Directions:
Output exactly, please, the lines of the records below from the one containing "Read this page and output its text content." through the final line.

Saved data entries:
◇ ◇ ◇
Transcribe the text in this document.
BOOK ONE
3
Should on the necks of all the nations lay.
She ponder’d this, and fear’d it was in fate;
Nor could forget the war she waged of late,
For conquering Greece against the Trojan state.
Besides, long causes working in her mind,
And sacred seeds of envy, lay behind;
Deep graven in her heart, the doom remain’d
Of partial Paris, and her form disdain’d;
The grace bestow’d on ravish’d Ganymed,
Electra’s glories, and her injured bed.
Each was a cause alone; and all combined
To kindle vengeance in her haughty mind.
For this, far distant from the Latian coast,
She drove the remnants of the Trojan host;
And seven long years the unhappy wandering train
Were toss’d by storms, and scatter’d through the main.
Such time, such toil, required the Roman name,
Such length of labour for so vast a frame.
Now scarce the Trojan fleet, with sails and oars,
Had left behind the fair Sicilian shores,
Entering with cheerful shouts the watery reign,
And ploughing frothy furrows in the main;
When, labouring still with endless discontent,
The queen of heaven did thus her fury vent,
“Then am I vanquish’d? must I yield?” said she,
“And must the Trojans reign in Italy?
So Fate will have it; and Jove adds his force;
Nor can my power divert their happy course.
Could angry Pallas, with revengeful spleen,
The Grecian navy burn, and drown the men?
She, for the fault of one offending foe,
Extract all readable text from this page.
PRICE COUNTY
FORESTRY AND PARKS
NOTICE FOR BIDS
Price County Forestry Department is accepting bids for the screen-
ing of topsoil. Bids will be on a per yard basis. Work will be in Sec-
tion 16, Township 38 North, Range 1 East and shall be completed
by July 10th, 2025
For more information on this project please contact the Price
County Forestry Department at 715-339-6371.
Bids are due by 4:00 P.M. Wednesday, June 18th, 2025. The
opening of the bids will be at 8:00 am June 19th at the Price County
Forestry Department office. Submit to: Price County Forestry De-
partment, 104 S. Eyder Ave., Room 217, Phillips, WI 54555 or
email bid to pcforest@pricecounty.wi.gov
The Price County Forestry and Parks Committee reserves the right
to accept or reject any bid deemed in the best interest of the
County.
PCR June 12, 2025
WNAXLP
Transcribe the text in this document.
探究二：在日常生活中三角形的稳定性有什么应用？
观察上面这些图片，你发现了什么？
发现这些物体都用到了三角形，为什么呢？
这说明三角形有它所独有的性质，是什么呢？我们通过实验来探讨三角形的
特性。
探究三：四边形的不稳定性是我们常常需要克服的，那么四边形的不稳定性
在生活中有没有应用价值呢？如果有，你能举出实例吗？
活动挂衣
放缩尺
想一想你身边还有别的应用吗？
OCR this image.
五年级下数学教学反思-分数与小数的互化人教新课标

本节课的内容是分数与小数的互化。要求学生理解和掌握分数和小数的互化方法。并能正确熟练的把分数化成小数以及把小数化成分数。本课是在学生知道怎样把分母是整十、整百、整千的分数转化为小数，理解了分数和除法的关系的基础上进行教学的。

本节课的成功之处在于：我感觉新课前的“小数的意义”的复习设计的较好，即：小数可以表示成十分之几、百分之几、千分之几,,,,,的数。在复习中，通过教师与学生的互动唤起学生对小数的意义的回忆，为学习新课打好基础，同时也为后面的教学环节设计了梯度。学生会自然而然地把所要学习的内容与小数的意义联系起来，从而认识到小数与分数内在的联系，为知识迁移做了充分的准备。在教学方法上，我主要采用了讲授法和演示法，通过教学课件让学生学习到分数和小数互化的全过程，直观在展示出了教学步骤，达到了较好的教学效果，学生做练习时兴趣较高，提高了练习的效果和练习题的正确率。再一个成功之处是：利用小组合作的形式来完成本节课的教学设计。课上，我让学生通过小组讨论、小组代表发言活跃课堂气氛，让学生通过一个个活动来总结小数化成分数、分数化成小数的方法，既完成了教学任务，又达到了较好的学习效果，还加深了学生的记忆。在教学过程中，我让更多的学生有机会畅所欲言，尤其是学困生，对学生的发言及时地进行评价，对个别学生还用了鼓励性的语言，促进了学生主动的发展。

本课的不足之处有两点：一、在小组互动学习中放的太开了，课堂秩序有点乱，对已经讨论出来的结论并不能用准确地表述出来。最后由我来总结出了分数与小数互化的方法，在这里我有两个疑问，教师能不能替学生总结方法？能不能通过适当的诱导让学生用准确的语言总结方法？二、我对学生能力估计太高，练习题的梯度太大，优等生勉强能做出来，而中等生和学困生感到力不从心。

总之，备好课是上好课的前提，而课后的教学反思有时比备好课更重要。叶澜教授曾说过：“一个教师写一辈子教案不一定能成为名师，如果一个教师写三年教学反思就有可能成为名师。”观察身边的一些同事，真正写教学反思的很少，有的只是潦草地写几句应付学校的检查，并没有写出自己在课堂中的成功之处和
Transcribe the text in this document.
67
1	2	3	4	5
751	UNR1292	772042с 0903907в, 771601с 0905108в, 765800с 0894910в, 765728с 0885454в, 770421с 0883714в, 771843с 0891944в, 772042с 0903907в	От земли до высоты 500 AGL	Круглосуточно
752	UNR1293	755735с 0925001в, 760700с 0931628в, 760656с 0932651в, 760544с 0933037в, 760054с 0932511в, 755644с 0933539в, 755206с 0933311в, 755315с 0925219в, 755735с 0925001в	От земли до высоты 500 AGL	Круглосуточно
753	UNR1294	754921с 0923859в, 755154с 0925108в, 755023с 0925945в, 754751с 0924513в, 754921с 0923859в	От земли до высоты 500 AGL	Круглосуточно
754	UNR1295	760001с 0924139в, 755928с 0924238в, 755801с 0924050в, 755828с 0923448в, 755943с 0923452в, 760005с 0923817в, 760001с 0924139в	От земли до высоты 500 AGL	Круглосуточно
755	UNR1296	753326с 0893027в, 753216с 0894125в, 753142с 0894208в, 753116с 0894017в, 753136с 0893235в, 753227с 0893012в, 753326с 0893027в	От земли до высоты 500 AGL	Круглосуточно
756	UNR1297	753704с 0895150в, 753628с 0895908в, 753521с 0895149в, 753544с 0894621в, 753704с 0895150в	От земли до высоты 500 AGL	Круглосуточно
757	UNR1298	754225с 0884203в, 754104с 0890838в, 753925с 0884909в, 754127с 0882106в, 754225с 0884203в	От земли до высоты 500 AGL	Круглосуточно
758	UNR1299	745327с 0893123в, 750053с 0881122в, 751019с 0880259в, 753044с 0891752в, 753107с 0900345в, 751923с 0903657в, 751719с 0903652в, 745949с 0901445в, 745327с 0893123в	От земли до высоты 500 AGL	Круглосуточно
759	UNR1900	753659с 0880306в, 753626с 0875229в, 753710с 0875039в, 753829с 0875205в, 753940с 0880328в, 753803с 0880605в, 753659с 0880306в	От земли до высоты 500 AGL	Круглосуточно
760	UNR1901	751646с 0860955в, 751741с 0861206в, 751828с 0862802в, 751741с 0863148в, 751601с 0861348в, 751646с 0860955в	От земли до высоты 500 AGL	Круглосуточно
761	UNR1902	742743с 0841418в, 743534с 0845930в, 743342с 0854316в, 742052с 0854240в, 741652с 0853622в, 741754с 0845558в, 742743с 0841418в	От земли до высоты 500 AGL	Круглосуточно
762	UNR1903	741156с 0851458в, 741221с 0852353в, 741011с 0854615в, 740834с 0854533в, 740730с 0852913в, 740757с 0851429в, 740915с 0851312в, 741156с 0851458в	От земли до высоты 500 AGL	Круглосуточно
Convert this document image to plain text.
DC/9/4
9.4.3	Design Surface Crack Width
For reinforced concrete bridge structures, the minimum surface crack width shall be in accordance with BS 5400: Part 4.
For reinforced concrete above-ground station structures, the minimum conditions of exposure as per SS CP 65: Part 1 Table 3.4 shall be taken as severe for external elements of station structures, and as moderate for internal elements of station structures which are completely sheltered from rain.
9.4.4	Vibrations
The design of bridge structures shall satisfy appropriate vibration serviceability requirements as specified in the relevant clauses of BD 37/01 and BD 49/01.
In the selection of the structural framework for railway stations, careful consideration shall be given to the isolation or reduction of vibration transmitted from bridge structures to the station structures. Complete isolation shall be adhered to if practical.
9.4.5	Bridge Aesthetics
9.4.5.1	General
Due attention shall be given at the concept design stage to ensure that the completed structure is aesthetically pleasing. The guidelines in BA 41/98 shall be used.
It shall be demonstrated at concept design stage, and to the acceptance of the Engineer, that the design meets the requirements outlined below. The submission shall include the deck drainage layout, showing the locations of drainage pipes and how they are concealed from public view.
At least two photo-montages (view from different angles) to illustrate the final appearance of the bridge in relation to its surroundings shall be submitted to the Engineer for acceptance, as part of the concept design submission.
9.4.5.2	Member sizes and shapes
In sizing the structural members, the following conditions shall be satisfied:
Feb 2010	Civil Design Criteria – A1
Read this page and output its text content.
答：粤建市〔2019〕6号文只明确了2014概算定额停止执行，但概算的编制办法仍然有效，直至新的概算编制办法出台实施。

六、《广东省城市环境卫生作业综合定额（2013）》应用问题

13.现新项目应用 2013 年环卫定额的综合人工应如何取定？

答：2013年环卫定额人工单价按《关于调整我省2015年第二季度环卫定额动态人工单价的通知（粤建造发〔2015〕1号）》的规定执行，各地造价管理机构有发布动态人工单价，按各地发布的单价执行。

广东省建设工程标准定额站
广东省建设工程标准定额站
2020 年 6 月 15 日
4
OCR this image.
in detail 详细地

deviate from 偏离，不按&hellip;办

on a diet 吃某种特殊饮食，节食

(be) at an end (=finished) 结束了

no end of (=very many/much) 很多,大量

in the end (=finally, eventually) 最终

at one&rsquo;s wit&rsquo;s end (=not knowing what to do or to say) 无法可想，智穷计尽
◇ ◇ ◇
Response to the task:
Read this page and output its text content.
答：粤建市〔2019〕6号文只明确了2014概算定额停止执行，但概算的编制办法仍然有效，直至新的概算编制办法出台实施。

六、《广东省城市环境卫生作业综合定额（2013）》应用问题

13.现新项目应用 2013 年环卫定额的综合人工应如何取定？

答：2013年环卫定额人工单价按《关于调整我省2015年第二季度环卫定额动态人工单价的通知（粤建造发〔2015〕1号）》的规定执行，各地造价管理机构有发布动态人工单价，按各地发布的单价执行。

广东省建设工程标准定额站
广东省建设工程标准定额站
2020 年 6 月 15 日
4
OCR this image.
in detail 详细地

deviate from 偏离，不按&hellip;办

on a diet 吃某种特殊饮食，节食

(be) at an end (=finished) 结束了

no end of (=very many/much) 很多,大量

in the end (=finally, eventually) 最终

at one&rsquo;s wit&rsquo;s end (=not knowing what to do or to say) 无法可想，智穷计尽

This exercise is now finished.